● Exercise details
The reply has to be a number alone, equal to how many lines in the entries below hold the string "scale".

[Document layout detection data]
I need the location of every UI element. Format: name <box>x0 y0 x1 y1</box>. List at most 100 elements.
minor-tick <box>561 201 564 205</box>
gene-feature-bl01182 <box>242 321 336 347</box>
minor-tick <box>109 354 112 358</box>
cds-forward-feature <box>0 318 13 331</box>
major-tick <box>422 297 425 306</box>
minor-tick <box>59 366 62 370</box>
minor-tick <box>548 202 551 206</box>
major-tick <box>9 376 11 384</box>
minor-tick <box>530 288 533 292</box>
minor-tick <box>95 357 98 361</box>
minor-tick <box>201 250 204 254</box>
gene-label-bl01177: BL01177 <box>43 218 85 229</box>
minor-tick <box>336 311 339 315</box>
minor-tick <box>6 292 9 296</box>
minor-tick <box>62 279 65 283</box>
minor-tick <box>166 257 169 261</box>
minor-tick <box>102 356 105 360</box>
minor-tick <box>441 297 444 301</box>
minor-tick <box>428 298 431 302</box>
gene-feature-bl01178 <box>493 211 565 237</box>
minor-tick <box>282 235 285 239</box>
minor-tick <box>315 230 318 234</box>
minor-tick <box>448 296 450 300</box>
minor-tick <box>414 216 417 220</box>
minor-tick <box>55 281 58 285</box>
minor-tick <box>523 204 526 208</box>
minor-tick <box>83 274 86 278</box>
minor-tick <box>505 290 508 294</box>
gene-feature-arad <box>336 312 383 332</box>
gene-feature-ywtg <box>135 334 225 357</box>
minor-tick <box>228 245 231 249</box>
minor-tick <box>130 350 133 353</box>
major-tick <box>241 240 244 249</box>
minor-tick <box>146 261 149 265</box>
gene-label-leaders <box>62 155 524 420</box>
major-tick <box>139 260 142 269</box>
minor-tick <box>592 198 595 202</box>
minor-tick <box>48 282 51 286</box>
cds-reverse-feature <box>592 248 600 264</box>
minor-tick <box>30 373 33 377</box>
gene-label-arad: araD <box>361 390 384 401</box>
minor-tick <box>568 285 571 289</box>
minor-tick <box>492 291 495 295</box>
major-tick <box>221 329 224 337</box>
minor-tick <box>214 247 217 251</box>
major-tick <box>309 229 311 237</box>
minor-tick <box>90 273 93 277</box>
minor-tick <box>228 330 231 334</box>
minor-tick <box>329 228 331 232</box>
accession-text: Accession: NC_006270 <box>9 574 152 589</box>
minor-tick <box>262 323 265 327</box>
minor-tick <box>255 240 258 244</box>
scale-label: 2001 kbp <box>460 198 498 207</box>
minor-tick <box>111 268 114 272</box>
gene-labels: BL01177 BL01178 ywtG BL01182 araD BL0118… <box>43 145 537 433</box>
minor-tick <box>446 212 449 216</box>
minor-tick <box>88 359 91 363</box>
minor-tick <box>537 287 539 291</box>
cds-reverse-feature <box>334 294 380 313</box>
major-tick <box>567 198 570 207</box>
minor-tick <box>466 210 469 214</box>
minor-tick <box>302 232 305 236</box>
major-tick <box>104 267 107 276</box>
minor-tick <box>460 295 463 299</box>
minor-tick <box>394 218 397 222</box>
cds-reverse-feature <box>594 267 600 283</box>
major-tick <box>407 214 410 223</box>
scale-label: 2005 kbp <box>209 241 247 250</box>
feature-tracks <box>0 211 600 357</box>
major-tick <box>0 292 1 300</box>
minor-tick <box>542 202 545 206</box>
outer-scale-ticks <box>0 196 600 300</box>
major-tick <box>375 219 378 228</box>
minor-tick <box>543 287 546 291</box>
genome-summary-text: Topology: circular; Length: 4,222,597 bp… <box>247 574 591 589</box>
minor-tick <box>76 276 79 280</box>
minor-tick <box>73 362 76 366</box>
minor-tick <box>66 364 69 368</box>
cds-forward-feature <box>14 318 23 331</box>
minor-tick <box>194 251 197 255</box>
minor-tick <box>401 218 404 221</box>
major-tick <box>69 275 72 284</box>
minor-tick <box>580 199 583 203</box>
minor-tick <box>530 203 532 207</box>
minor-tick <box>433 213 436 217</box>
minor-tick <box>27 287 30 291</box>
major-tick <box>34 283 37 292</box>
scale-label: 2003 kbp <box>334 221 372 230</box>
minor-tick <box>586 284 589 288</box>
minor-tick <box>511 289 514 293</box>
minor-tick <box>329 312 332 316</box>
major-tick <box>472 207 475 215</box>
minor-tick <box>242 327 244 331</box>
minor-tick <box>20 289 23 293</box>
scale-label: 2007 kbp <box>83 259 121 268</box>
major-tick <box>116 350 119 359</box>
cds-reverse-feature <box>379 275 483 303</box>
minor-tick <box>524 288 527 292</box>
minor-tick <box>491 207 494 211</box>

● Task solution
5